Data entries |
○ ○ ○ ○ ○ ○ ○

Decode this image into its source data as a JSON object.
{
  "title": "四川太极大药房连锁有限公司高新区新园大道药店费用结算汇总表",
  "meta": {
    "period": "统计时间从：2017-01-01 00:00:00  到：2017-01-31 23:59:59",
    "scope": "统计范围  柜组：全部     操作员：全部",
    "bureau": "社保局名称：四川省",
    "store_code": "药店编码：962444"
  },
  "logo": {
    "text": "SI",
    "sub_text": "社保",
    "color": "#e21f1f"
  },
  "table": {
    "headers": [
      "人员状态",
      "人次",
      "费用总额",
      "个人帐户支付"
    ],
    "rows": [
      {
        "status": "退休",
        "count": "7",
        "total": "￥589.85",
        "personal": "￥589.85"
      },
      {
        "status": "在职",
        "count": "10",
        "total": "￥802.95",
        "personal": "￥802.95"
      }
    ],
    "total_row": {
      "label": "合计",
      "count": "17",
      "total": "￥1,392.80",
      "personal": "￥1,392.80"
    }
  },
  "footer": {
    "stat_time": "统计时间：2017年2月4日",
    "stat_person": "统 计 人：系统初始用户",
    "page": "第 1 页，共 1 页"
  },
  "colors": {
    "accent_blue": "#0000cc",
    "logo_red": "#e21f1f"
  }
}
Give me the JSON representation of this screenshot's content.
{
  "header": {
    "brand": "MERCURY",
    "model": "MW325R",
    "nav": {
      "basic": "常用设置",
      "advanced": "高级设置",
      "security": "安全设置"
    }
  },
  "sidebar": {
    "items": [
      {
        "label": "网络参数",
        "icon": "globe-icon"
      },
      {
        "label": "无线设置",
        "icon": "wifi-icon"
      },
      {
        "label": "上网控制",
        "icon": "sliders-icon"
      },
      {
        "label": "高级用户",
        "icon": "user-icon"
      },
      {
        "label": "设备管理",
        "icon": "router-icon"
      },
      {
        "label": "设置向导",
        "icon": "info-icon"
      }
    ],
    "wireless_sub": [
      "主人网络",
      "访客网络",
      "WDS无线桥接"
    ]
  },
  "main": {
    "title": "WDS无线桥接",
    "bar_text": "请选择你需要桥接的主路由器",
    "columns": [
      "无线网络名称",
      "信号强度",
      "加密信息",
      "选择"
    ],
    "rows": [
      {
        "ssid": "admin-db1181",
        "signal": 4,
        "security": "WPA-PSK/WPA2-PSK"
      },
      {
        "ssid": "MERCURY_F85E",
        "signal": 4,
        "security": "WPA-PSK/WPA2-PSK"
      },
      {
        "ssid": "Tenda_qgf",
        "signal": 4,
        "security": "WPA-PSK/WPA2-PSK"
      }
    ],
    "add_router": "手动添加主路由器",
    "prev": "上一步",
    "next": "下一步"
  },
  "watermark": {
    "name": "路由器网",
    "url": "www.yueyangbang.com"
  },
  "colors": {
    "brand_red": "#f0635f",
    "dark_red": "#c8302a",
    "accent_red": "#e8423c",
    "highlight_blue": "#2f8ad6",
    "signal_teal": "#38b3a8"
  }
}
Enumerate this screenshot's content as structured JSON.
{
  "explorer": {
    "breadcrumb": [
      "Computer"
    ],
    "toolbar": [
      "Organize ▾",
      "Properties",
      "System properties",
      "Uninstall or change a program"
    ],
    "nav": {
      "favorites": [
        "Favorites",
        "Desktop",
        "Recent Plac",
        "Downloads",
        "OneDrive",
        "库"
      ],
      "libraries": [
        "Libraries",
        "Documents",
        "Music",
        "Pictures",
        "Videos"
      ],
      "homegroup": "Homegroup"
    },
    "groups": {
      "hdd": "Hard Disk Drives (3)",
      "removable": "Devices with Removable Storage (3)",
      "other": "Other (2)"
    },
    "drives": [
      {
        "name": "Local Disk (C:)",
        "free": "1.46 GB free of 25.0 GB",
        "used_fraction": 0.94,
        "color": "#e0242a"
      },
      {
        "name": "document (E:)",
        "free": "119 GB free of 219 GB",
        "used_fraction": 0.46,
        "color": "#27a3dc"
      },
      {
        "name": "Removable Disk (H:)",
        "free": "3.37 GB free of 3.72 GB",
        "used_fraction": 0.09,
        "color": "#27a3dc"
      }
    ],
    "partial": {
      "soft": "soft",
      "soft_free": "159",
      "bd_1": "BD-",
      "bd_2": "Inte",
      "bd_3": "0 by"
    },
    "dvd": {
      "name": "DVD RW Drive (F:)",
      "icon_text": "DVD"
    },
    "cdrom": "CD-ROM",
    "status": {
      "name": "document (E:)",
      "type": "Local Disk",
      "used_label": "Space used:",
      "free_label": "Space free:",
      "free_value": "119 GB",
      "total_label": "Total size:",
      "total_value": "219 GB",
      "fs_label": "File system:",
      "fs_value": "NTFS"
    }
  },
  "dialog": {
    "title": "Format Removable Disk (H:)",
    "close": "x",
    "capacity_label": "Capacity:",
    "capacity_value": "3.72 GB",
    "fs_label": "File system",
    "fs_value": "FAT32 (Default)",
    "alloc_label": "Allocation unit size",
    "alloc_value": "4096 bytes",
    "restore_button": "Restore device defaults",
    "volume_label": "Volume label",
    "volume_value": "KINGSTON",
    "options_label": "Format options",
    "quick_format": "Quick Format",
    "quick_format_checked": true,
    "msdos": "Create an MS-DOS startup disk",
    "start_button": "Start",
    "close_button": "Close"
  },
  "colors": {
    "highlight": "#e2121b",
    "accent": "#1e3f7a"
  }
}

○ ○ ○ ○ ○ ○ ○

EXERCISE PROMPT |
Send back every record, precisely as written.

RESPONSE |
Decode this image into its source data as a JSON object.
{
  "title": "四川太极大药房连锁有限公司高新区新园大道药店费用结算汇总表",
  "meta": {
    "period": "统计时间从：2017-01-01 00:00:00  到：2017-01-31 23:59:59",
    "scope": "统计范围  柜组：全部     操作员：全部",
    "bureau": "社保局名称：四川省",
    "store_code": "药店编码：962444"
  },
  "logo": {
    "text": "SI",
    "sub_text": "社保",
    "color": "#e21f1f"
  },
  "table": {
    "headers": [
      "人员状态",
      "人次",
      "费用总额",
      "个人帐户支付"
    ],
    "rows": [
      {
        "status": "退休",
        "count": "7",
        "total": "￥589.85",
        "personal": "￥589.85"
      },
      {
        "status": "在职",
        "count": "10",
        "total": "￥802.95",
        "personal": "￥802.95"
      }
    ],
    "total_row": {
      "label": "合计",
      "count": "17",
      "total": "￥1,392.80",
      "personal": "￥1,392.80"
    }
  },
  "footer": {
    "stat_time": "统计时间：2017年2月4日",
    "stat_person": "统 计 人：系统初始用户",
    "page": "第 1 页，共 1 页"
  },
  "colors": {
    "accent_blue": "#0000cc",
    "logo_red": "#e21f1f"
  }
}
Give me the JSON representation of this screenshot's content.
{
  "header": {
    "brand": "MERCURY",
    "model": "MW325R",
    "nav": {
      "basic": "常用设置",
      "advanced": "高级设置",
      "security": "安全设置"
    }
  },
  "sidebar": {
    "items": [
      {
        "label": "网络参数",
        "icon": "globe-icon"
      },
      {
        "label": "无线设置",
        "icon": "wifi-icon"
      },
      {
        "label": "上网控制",
        "icon": "sliders-icon"
      },
      {
        "label": "高级用户",
        "icon": "user-icon"
      },
      {
        "label": "设备管理",
        "icon": "router-icon"
      },
      {
        "label": "设置向导",
        "icon": "info-icon"
      }
    ],
    "wireless_sub": [
      "主人网络",
      "访客网络",
      "WDS无线桥接"
    ]
  },
  "main": {
    "title": "WDS无线桥接",
    "bar_text": "请选择你需要桥接的主路由器",
    "columns": [
      "无线网络名称",
      "信号强度",
      "加密信息",
      "选择"
    ],
    "rows": [
      {
        "ssid": "admin-db1181",
        "signal": 4,
        "security": "WPA-PSK/WPA2-PSK"
      },
      {
        "ssid": "MERCURY_F85E",
        "signal": 4,
        "security": "WPA-PSK/WPA2-PSK"
      },
      {
        "ssid": "Tenda_qgf",
        "signal": 4,
        "security": "WPA-PSK/WPA2-PSK"
      }
    ],
    "add_router": "手动添加主路由器",
    "prev": "上一步",
    "next": "下一步"
  },
  "watermark": {
    "name": "路由器网",
    "url": "www.yueyangbang.com"
  },
  "colors": {
    "brand_red": "#f0635f",
    "dark_red": "#c8302a",
    "accent_red": "#e8423c",
    "highlight_blue": "#2f8ad6",
    "signal_teal": "#38b3a8"
  }
}
Enumerate this screenshot's content as structured JSON.
{
  "explorer": {
    "breadcrumb": [
      "Computer"
    ],
    "toolbar": [
      "Organize ▾",
      "Properties",
      "System properties",
      "Uninstall or change a program"
    ],
    "nav": {
      "favorites": [
        "Favorites",
        "Desktop",
        "Recent Plac",
        "Downloads",
        "OneDrive",
        "库"
      ],
      "libraries": [
        "Libraries",
        "Documents",
        "Music",
        "Pictures",
        "Videos"
      ],
      "homegroup": "Homegroup"
    },
    "groups": {
      "hdd": "Hard Disk Drives (3)",
      "removable": "Devices with Removable Storage (3)",
      "other": "Other (2)"
    },
    "drives": [
      {
        "name": "Local Disk (C:)",
        "free": "1.46 GB free of 25.0 GB",
        "used_fraction": 0.94,
        "color": "#e0242a"
      },
      {
        "name": "document (E:)",
        "free": "119 GB free of 219 GB",
        "used_fraction": 0.46,
        "color": "#27a3dc"
      },
      {
        "name": "Removable Disk (H:)",
        "free": "3.37 GB free of 3.72 GB",
        "used_fraction": 0.09,
        "color": "#27a3dc"
      }
    ],
    "partial": {
      "soft": "soft",
      "soft_free": "159",
      "bd_1": "BD-",
      "bd_2": "Inte",
      "bd_3": "0 by"
    },
    "dvd": {
      "name": "DVD RW Drive (F:)",
      "icon_text": "DVD"
    },
    "cdrom": "CD-ROM",
    "status": {
      "name": "document (E:)",
      "type": "Local Disk",
      "used_label": "Space used:",
      "free_label": "Space free:",
      "free_value": "119 GB",
      "total_label": "Total size:",
      "total_value": "219 GB",
      "fs_label": "File system:",
      "fs_value": "NTFS"
    }
  },
  "dialog": {
    "title": "Format Removable Disk (H:)",
    "close": "x",
    "capacity_label": "Capacity:",
    "capacity_value": "3.72 GB",
    "fs_label": "File system",
    "fs_value": "FAT32 (Default)",
    "alloc_label": "Allocation unit size",
    "alloc_value": "4096 bytes",
    "restore_button": "Restore device defaults",
    "volume_label": "Volume label",
    "volume_value": "KINGSTON",
    "options_label": "Format options",
    "quick_format": "Quick Format",
    "quick_format_checked": true,
    "msdos": "Create an MS-DOS startup disk",
    "start_button": "Start",
    "close_button": "Close"
  },
  "colors": {
    "highlight": "#e2121b",
    "accent": "#1e3f7a"
  }
}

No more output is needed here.